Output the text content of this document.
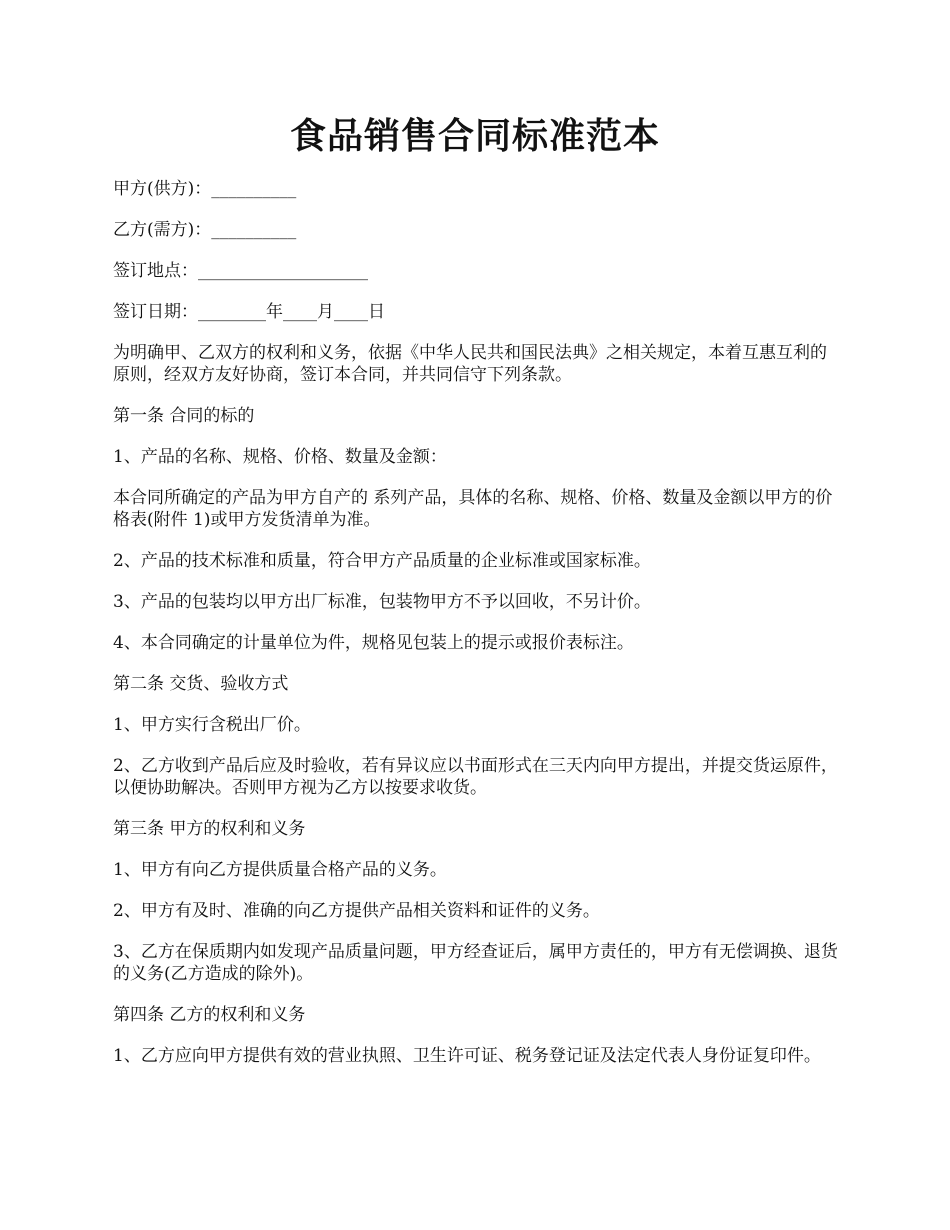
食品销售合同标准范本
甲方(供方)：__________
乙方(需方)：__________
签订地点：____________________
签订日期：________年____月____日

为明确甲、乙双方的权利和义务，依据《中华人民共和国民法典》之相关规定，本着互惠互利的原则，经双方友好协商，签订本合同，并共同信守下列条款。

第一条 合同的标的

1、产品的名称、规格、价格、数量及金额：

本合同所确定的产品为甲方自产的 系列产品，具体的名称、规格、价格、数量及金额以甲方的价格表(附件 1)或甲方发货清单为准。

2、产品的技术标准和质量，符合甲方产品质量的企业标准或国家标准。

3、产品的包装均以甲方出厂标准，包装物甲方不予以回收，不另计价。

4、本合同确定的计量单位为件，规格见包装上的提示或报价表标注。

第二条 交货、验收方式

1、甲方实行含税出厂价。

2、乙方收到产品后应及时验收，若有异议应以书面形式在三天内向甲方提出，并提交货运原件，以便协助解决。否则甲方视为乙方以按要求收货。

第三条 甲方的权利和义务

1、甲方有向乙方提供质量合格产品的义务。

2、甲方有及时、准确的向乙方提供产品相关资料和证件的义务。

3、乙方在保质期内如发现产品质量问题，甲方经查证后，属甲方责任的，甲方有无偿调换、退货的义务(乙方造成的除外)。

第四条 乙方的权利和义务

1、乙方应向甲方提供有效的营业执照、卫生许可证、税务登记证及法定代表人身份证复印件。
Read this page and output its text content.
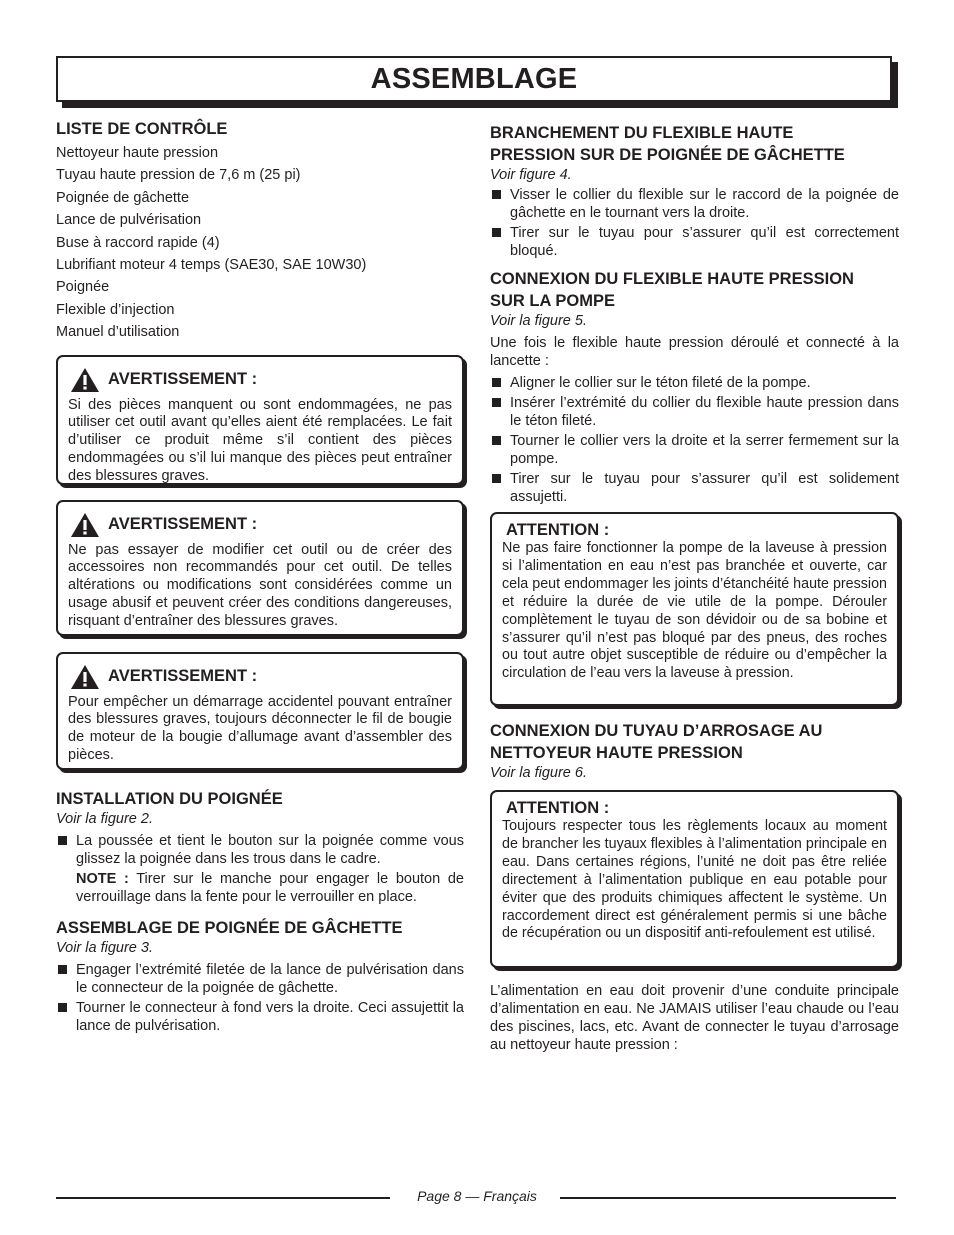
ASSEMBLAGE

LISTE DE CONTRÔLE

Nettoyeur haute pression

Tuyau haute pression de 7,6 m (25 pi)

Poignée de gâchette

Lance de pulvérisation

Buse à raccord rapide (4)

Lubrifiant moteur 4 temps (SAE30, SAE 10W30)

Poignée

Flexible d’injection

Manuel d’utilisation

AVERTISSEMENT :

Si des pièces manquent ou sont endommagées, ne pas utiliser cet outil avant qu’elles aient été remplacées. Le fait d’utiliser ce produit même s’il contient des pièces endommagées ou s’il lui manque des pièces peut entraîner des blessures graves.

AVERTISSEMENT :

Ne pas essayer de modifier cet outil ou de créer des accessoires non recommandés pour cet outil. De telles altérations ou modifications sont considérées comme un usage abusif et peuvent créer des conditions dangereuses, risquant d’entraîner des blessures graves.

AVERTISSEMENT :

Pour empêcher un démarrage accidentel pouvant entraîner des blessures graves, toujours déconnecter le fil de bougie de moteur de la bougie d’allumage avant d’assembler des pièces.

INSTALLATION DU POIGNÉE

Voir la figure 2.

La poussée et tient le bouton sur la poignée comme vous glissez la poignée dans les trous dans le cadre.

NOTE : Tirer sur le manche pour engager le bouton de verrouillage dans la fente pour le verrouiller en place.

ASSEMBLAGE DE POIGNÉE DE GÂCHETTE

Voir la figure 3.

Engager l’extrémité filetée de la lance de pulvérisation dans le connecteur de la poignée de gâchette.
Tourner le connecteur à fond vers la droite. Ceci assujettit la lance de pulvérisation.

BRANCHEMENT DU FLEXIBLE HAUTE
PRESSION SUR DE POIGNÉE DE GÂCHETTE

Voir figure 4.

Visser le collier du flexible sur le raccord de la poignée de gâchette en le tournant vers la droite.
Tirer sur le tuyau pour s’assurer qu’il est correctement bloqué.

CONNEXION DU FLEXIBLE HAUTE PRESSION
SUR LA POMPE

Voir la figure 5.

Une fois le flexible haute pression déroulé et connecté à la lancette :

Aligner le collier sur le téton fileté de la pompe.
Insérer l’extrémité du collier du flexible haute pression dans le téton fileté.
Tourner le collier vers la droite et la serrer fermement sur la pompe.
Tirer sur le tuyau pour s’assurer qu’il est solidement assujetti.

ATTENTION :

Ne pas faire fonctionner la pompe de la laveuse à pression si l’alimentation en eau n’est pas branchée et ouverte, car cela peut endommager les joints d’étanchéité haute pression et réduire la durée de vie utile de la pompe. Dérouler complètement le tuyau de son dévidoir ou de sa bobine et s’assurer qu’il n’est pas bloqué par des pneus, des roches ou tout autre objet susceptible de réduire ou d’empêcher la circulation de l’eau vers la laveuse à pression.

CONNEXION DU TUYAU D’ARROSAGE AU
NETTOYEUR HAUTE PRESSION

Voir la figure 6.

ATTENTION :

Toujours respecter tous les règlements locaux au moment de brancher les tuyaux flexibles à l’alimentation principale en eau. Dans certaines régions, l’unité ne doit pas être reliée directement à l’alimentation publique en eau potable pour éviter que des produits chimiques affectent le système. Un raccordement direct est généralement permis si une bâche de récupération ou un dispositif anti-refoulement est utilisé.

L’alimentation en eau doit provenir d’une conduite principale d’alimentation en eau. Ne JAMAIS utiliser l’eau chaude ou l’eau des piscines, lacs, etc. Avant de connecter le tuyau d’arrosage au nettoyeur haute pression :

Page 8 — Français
===
EXERCISE TASK: Extract, from the material above, each line holding the word "comme".

EXERCISE RESULT:
Ne pas essayer de modifier cet outil ou de créer des accessoires non recommandés pour cet outil. De telles altérations ou modifications sont considérées comme un usage abusif et peuvent créer des conditions dangereuses, risquant d’entraîner des blessures graves.
La poussée et tient le bouton sur la poignée comme vous glissez la poignée dans les trous dans le cadre.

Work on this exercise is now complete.